[PROBLEM TO WORK ON] Please set down all the lines beneath this one exactly, without the pictures.

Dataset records

- - - - -

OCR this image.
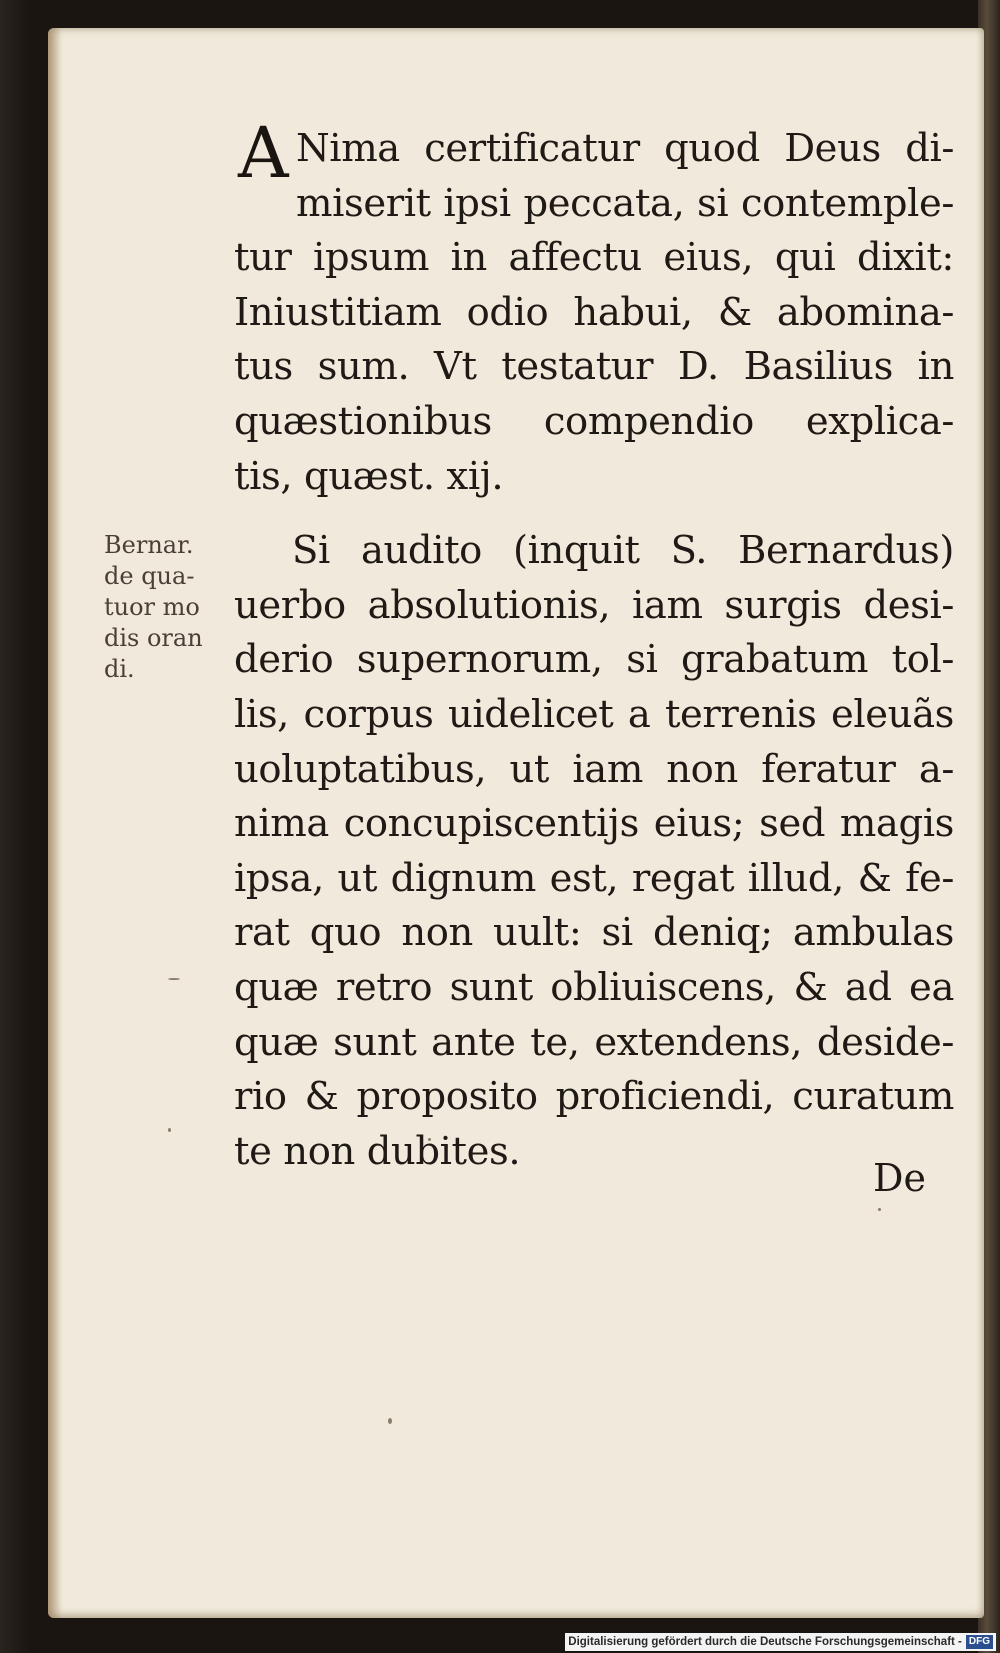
Bernar.
de qua-
tuor mo
dis oran
di.
A Nima certificatur quod Deus di-
miserit ipsi peccata, si contemple-
tur ipsum in affectu eius, qui dixit:
Iniustitiam odio habui, & abomina-
tus sum. Vt testatur D. Basilius in
quæstionibus compendio explica-
tis, quæst. xij.
Si audito (inquit S. Bernardus)
uerbo absolutionis, iam surgis desi-
derio supernorum, si grabatum tol-
lis, corpus uidelicet a terrenis eleuãs
uoluptatibus, ut iam non feratur a-
nima concupiscentijs eius; sed magis
ipsa, ut dignum est, regat illud, & fe-
rat quo non uult: si deniq; ambulas
quæ retro sunt obliuiscens, & ad ea
quæ sunt ante te, extendens, deside-
rio & proposito proficiendi, curatum
te non dubites.
De
Digitalisierung gefördert durch die Deutsche Forschungsgemeinschaft - DFG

- - - - -

[TASK SOLUTION]
OCR this image.
Bernar.
de qua-
tuor mo
dis oran
di.
A Nima certificatur quod Deus di-
miserit ipsi peccata, si contemple-
tur ipsum in affectu eius, qui dixit:
Iniustitiam odio habui, & abomina-
tus sum. Vt testatur D. Basilius in
quæstionibus compendio explica-
tis, quæst. xij.
Si audito (inquit S. Bernardus)
uerbo absolutionis, iam surgis desi-
derio supernorum, si grabatum tol-
lis, corpus uidelicet a terrenis eleuãs
uoluptatibus, ut iam non feratur a-
nima concupiscentijs eius; sed magis
ipsa, ut dignum est, regat illud, & fe-
rat quo non uult: si deniq; ambulas
quæ retro sunt obliuiscens, & ad ea
quæ sunt ante te, extendens, deside-
rio & proposito proficiendi, curatum
te non dubites.
De
Digitalisierung gefördert durch die Deutsche Forschungsgemeinschaft - DFG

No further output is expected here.